* _Activity_:
Exact transcription of the records is required.

Collected data entries
● ● ● ● ●

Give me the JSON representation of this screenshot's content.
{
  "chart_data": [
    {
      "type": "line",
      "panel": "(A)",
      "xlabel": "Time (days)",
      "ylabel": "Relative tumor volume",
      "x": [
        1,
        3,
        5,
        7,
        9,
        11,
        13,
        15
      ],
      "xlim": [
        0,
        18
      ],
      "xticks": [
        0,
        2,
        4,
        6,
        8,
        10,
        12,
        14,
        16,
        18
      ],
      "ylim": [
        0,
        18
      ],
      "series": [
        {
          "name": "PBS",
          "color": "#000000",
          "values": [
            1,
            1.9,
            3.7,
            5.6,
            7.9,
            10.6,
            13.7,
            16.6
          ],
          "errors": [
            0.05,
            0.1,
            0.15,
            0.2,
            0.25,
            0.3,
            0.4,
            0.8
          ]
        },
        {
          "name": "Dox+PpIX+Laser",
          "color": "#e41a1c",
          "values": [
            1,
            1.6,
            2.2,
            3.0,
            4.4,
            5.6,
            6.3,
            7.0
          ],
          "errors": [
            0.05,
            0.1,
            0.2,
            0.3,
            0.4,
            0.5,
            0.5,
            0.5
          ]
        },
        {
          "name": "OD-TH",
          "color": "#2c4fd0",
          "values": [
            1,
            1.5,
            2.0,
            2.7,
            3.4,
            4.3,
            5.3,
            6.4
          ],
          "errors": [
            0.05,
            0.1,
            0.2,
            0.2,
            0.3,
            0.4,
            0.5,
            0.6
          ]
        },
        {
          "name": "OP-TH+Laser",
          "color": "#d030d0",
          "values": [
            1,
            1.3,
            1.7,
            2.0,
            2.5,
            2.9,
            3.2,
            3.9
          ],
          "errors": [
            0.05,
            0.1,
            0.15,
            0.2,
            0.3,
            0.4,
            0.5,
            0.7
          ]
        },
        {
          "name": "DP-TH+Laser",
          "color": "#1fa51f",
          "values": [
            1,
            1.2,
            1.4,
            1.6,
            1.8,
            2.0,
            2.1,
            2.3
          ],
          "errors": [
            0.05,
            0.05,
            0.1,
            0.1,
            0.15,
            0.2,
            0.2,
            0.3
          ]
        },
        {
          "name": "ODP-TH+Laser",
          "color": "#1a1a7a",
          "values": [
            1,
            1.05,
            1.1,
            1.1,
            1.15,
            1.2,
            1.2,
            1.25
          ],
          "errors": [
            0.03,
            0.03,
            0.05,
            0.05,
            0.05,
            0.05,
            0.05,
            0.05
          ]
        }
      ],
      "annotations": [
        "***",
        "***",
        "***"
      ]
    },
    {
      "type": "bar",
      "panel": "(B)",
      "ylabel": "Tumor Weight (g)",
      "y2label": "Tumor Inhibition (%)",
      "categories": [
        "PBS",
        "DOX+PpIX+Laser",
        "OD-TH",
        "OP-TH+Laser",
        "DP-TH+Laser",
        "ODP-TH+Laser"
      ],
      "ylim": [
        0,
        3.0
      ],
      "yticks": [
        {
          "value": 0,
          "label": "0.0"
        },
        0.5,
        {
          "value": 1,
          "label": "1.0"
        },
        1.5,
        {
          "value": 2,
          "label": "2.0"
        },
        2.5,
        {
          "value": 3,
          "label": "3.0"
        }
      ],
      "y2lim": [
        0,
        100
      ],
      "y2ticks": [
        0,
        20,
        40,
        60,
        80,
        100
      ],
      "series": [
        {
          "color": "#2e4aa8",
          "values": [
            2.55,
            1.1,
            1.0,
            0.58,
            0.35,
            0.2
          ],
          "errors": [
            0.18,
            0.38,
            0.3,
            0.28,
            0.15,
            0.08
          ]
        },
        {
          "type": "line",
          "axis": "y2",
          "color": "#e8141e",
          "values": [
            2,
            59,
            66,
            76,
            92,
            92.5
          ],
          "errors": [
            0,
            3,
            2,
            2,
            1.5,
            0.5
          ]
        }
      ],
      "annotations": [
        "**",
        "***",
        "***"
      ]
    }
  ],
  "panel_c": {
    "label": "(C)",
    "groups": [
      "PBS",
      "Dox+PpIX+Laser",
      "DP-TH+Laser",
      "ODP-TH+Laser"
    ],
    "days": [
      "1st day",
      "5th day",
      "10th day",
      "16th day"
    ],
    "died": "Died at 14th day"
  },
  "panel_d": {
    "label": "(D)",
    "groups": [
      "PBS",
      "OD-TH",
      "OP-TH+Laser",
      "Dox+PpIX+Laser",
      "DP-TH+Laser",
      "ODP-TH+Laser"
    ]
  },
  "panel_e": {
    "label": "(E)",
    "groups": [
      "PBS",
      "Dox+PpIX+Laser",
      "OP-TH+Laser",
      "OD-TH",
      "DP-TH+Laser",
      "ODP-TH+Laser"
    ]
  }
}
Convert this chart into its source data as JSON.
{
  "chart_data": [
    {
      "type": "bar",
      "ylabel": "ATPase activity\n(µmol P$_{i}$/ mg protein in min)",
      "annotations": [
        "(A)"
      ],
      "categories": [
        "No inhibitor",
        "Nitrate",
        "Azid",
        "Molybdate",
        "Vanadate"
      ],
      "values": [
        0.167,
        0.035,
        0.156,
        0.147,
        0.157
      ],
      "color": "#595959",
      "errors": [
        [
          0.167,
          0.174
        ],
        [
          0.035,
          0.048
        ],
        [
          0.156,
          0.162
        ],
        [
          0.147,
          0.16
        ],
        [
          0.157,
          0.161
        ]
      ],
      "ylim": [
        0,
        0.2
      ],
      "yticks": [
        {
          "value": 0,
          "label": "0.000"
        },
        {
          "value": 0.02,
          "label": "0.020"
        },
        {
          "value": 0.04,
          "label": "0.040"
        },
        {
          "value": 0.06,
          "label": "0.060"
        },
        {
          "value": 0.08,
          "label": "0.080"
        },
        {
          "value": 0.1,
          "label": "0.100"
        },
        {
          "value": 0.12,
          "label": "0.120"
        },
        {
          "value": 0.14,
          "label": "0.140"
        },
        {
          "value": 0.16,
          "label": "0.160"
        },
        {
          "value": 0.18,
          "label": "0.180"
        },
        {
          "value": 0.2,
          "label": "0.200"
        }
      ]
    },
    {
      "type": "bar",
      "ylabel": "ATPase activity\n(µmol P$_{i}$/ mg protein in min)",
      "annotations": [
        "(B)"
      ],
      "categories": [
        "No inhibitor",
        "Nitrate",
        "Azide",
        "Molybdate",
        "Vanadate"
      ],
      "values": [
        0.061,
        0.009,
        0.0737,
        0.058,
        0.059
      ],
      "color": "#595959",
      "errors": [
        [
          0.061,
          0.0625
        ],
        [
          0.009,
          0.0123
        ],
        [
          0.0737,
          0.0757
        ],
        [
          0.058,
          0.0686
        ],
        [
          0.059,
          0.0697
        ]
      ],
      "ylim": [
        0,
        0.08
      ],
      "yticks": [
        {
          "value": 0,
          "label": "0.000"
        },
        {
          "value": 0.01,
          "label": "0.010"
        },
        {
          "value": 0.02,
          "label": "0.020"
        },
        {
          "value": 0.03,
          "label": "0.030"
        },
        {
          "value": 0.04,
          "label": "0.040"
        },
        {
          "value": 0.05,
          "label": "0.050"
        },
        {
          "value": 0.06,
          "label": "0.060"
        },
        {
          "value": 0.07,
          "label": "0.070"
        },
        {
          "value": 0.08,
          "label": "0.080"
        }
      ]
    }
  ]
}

● ● ● ● ●

* _Written solution_:
Give me the JSON representation of this screenshot's content.
{
  "chart_data": [
    {
      "type": "line",
      "panel": "(A)",
      "xlabel": "Time (days)",
      "ylabel": "Relative tumor volume",
      "x": [
        1,
        3,
        5,
        7,
        9,
        11,
        13,
        15
      ],
      "xlim": [
        0,
        18
      ],
      "xticks": [
        0,
        2,
        4,
        6,
        8,
        10,
        12,
        14,
        16,
        18
      ],
      "ylim": [
        0,
        18
      ],
      "series": [
        {
          "name": "PBS",
          "color": "#000000",
          "values": [
            1,
            1.9,
            3.7,
            5.6,
            7.9,
            10.6,
            13.7,
            16.6
          ],
          "errors": [
            0.05,
            0.1,
            0.15,
            0.2,
            0.25,
            0.3,
            0.4,
            0.8
          ]
        },
        {
          "name": "Dox+PpIX+Laser",
          "color": "#e41a1c",
          "values": [
            1,
            1.6,
            2.2,
            3.0,
            4.4,
            5.6,
            6.3,
            7.0
          ],
          "errors": [
            0.05,
            0.1,
            0.2,
            0.3,
            0.4,
            0.5,
            0.5,
            0.5
          ]
        },
        {
          "name": "OD-TH",
          "color": "#2c4fd0",
          "values": [
            1,
            1.5,
            2.0,
            2.7,
            3.4,
            4.3,
            5.3,
            6.4
          ],
          "errors": [
            0.05,
            0.1,
            0.2,
            0.2,
            0.3,
            0.4,
            0.5,
            0.6
          ]
        },
        {
          "name": "OP-TH+Laser",
          "color": "#d030d0",
          "values": [
            1,
            1.3,
            1.7,
            2.0,
            2.5,
            2.9,
            3.2,
            3.9
          ],
          "errors": [
            0.05,
            0.1,
            0.15,
            0.2,
            0.3,
            0.4,
            0.5,
            0.7
          ]
        },
        {
          "name": "DP-TH+Laser",
          "color": "#1fa51f",
          "values": [
            1,
            1.2,
            1.4,
            1.6,
            1.8,
            2.0,
            2.1,
            2.3
          ],
          "errors": [
            0.05,
            0.05,
            0.1,
            0.1,
            0.15,
            0.2,
            0.2,
            0.3
          ]
        },
        {
          "name": "ODP-TH+Laser",
          "color": "#1a1a7a",
          "values": [
            1,
            1.05,
            1.1,
            1.1,
            1.15,
            1.2,
            1.2,
            1.25
          ],
          "errors": [
            0.03,
            0.03,
            0.05,
            0.05,
            0.05,
            0.05,
            0.05,
            0.05
          ]
        }
      ],
      "annotations": [
        "***",
        "***",
        "***"
      ]
    },
    {
      "type": "bar",
      "panel": "(B)",
      "ylabel": "Tumor Weight (g)",
      "y2label": "Tumor Inhibition (%)",
      "categories": [
        "PBS",
        "DOX+PpIX+Laser",
        "OD-TH",
        "OP-TH+Laser",
        "DP-TH+Laser",
        "ODP-TH+Laser"
      ],
      "ylim": [
        0,
        3.0
      ],
      "yticks": [
        {
          "value": 0,
          "label": "0.0"
        },
        0.5,
        {
          "value": 1,
          "label": "1.0"
        },
        1.5,
        {
          "value": 2,
          "label": "2.0"
        },
        2.5,
        {
          "value": 3,
          "label": "3.0"
        }
      ],
      "y2lim": [
        0,
        100
      ],
      "y2ticks": [
        0,
        20,
        40,
        60,
        80,
        100
      ],
      "series": [
        {
          "color": "#2e4aa8",
          "values": [
            2.55,
            1.1,
            1.0,
            0.58,
            0.35,
            0.2
          ],
          "errors": [
            0.18,
            0.38,
            0.3,
            0.28,
            0.15,
            0.08
          ]
        },
        {
          "type": "line",
          "axis": "y2",
          "color": "#e8141e",
          "values": [
            2,
            59,
            66,
            76,
            92,
            92.5
          ],
          "errors": [
            0,
            3,
            2,
            2,
            1.5,
            0.5
          ]
        }
      ],
      "annotations": [
        "**",
        "***",
        "***"
      ]
    }
  ],
  "panel_c": {
    "label": "(C)",
    "groups": [
      "PBS",
      "Dox+PpIX+Laser",
      "DP-TH+Laser",
      "ODP-TH+Laser"
    ],
    "days": [
      "1st day",
      "5th day",
      "10th day",
      "16th day"
    ],
    "died": "Died at 14th day"
  },
  "panel_d": {
    "label": "(D)",
    "groups": [
      "PBS",
      "OD-TH",
      "OP-TH+Laser",
      "Dox+PpIX+Laser",
      "DP-TH+Laser",
      "ODP-TH+Laser"
    ]
  },
  "panel_e": {
    "label": "(E)",
    "groups": [
      "PBS",
      "Dox+PpIX+Laser",
      "OP-TH+Laser",
      "OD-TH",
      "DP-TH+Laser",
      "ODP-TH+Laser"
    ]
  }
}
Convert this chart into its source data as JSON.
{
  "chart_data": [
    {
      "type": "bar",
      "ylabel": "ATPase activity\n(µmol P$_{i}$/ mg protein in min)",
      "annotations": [
        "(A)"
      ],
      "categories": [
        "No inhibitor",
        "Nitrate",
        "Azid",
        "Molybdate",
        "Vanadate"
      ],
      "values": [
        0.167,
        0.035,
        0.156,
        0.147,
        0.157
      ],
      "color": "#595959",
      "errors": [
        [
          0.167,
          0.174
        ],
        [
          0.035,
          0.048
        ],
        [
          0.156,
          0.162
        ],
        [
          0.147,
          0.16
        ],
        [
          0.157,
          0.161
        ]
      ],
      "ylim": [
        0,
        0.2
      ],
      "yticks": [
        {
          "value": 0,
          "label": "0.000"
        },
        {
          "value": 0.02,
          "label": "0.020"
        },
        {
          "value": 0.04,
          "label": "0.040"
        },
        {
          "value": 0.06,
          "label": "0.060"
        },
        {
          "value": 0.08,
          "label": "0.080"
        },
        {
          "value": 0.1,
          "label": "0.100"
        },
        {
          "value": 0.12,
          "label": "0.120"
        },
        {
          "value": 0.14,
          "label": "0.140"
        },
        {
          "value": 0.16,
          "label": "0.160"
        },
        {
          "value": 0.18,
          "label": "0.180"
        },
        {
          "value": 0.2,
          "label": "0.200"
        }
      ]
    },
    {
      "type": "bar",
      "ylabel": "ATPase activity\n(µmol P$_{i}$/ mg protein in min)",
      "annotations": [
        "(B)"
      ],
      "categories": [
        "No inhibitor",
        "Nitrate",
        "Azide",
        "Molybdate",
        "Vanadate"
      ],
      "values": [
        0.061,
        0.009,
        0.0737,
        0.058,
        0.059
      ],
      "color": "#595959",
      "errors": [
        [
          0.061,
          0.0625
        ],
        [
          0.009,
          0.0123
        ],
        [
          0.0737,
          0.0757
        ],
        [
          0.058,
          0.0686
        ],
        [
          0.059,
          0.0697
        ]
      ],
      "ylim": [
        0,
        0.08
      ],
      "yticks": [
        {
          "value": 0,
          "label": "0.000"
        },
        {
          "value": 0.01,
          "label": "0.010"
        },
        {
          "value": 0.02,
          "label": "0.020"
        },
        {
          "value": 0.03,
          "label": "0.030"
        },
        {
          "value": 0.04,
          "label": "0.040"
        },
        {
          "value": 0.05,
          "label": "0.050"
        },
        {
          "value": 0.06,
          "label": "0.060"
        },
        {
          "value": 0.07,
          "label": "0.070"
        },
        {
          "value": 0.08,
          "label": "0.080"
        }
      ]
    }
  ]
}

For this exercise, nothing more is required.